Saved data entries
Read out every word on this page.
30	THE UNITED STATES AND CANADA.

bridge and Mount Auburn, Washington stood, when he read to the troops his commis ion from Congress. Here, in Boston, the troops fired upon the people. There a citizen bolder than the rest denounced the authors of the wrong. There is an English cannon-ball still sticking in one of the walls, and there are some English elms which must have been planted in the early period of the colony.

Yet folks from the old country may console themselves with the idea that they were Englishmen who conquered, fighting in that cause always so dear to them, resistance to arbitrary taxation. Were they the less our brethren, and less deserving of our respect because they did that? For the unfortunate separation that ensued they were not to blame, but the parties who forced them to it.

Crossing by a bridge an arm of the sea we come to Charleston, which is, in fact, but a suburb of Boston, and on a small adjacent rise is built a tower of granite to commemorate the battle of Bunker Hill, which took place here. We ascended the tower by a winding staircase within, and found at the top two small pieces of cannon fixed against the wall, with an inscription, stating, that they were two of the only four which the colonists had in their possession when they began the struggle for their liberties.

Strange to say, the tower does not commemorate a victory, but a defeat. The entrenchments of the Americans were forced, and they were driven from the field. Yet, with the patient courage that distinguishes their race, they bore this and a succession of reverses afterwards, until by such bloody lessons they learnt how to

Job
Check all the records above and select each line where the string "with" is found.

Exercise output
Yet folks from the old country may console themselves with the idea that they were Englishmen who conquered, fighting in that cause always so dear to them, resistance to arbitrary taxation. Were they the less our brethren, and less deserving of our respect because they did that? For the unfortunate separation that ensued they were not to blame, but the parties who forced them to it.
Crossing by a bridge an arm of the sea we come to Charleston, which is, in fact, but a suburb of Boston, and on a small adjacent rise is built a tower of granite to commemorate the battle of Bunker Hill, which took place here. We ascended the tower by a winding staircase within, and found at the top two small pieces of cannon fixed against the wall, with an inscription, stating, that they were two of the only four which the colonists had in their possession when they began the struggle for their liberties.
Strange to say, the tower does not commemorate a victory, but a defeat. The entrenchments of the Americans were forced, and they were driven from the field. Yet, with the patient courage that distinguishes their race, they bore this and a succession of reverses afterwards, until by such bloody lessons they learnt how to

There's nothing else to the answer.